*Task requirements*:
Below are records; count the lines that contain "defined" and give only the total.
- - - - - - -
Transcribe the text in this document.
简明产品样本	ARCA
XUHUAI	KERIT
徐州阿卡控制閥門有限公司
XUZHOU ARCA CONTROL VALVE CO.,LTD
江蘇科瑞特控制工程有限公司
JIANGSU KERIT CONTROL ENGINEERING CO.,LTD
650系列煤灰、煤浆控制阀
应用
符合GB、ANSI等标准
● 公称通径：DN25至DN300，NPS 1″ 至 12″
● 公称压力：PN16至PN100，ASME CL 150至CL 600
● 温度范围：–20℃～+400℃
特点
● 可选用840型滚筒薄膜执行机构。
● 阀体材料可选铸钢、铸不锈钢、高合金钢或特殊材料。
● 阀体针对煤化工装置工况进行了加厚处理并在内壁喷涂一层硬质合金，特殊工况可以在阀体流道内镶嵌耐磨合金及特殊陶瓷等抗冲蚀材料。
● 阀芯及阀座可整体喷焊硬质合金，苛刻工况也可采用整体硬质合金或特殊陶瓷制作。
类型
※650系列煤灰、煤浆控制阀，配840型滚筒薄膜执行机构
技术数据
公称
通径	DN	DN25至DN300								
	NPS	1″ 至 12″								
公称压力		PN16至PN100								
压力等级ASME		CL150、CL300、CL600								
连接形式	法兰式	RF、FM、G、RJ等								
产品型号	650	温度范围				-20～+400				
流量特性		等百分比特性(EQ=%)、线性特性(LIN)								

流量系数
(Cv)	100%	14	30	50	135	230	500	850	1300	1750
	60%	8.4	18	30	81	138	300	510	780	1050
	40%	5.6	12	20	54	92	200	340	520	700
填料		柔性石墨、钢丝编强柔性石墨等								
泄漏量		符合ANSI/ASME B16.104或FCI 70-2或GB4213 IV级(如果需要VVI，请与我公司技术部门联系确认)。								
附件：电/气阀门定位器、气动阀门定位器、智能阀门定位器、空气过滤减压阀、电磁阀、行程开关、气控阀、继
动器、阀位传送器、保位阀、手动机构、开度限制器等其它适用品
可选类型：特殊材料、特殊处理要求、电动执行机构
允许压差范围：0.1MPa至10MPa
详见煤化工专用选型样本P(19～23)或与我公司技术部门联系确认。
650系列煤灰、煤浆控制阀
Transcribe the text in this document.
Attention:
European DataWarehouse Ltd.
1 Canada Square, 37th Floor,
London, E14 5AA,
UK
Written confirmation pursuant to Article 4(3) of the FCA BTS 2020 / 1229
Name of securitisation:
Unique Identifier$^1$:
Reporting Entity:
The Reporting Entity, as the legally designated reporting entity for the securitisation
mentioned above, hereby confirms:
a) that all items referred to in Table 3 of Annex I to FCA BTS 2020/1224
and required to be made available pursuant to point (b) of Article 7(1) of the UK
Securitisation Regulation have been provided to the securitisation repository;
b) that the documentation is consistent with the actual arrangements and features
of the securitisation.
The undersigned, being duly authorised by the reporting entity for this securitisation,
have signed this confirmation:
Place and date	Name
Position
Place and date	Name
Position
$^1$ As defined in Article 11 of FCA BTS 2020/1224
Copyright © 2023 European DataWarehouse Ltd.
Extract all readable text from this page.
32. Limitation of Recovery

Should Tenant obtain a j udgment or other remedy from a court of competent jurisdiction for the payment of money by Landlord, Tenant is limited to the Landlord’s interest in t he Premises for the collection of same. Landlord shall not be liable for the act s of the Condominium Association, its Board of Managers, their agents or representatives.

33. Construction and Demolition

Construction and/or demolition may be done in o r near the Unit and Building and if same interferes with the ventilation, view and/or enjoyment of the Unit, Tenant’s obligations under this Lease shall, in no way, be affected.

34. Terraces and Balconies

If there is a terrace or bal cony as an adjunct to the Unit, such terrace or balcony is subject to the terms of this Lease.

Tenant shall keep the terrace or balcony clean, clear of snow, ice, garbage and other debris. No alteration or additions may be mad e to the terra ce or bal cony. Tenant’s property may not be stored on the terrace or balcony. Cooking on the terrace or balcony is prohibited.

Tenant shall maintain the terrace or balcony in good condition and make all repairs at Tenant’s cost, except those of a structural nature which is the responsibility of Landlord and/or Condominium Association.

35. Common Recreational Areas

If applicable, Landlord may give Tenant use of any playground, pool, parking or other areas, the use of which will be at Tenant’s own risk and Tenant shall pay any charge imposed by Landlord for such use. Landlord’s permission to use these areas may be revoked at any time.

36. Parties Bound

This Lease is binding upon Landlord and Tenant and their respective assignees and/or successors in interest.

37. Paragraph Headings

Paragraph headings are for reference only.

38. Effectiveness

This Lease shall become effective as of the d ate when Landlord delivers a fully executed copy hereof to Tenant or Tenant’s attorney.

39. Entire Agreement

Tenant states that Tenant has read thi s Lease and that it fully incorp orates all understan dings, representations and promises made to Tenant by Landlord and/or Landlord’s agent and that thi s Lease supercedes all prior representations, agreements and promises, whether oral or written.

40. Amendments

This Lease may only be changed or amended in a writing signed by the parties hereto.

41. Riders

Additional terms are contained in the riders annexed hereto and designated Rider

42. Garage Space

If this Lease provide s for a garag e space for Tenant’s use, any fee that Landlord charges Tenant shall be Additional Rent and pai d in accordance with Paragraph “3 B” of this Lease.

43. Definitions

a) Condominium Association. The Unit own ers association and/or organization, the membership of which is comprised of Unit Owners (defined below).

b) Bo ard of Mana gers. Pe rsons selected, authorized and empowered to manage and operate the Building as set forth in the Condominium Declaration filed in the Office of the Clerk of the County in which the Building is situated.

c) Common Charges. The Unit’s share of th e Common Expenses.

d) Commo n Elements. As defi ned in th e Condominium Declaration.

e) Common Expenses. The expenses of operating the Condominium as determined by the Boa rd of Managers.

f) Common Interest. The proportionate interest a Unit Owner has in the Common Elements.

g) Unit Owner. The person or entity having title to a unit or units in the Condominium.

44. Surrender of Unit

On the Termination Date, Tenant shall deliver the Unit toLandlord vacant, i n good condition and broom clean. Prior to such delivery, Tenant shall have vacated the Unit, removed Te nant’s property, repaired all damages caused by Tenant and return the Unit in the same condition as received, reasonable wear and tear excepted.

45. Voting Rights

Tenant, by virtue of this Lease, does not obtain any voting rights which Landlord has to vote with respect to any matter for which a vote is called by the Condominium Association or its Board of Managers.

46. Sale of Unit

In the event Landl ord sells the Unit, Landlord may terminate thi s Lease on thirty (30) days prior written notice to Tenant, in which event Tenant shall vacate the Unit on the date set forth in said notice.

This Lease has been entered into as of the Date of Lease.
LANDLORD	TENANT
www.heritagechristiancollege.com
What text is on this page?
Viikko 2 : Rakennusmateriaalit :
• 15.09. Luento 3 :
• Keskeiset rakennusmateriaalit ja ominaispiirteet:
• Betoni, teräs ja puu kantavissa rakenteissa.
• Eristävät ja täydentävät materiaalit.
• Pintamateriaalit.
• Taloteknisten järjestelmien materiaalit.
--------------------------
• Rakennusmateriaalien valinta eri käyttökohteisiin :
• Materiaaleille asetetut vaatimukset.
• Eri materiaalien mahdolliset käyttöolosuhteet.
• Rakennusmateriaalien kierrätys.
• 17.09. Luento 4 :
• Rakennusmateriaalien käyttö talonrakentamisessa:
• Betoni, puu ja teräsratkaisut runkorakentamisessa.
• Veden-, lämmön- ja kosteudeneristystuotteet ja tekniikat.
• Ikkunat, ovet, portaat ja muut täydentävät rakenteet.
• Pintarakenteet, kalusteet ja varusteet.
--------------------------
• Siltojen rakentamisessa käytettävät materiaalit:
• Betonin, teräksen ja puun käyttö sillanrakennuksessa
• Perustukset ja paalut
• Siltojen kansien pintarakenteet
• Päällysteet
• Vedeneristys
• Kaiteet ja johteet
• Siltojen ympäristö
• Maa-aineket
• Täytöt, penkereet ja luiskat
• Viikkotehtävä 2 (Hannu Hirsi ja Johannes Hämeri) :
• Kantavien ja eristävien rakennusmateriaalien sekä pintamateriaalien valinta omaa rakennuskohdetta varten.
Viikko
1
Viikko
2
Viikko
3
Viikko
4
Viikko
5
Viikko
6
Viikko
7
- - - - - - -
*The response*:
2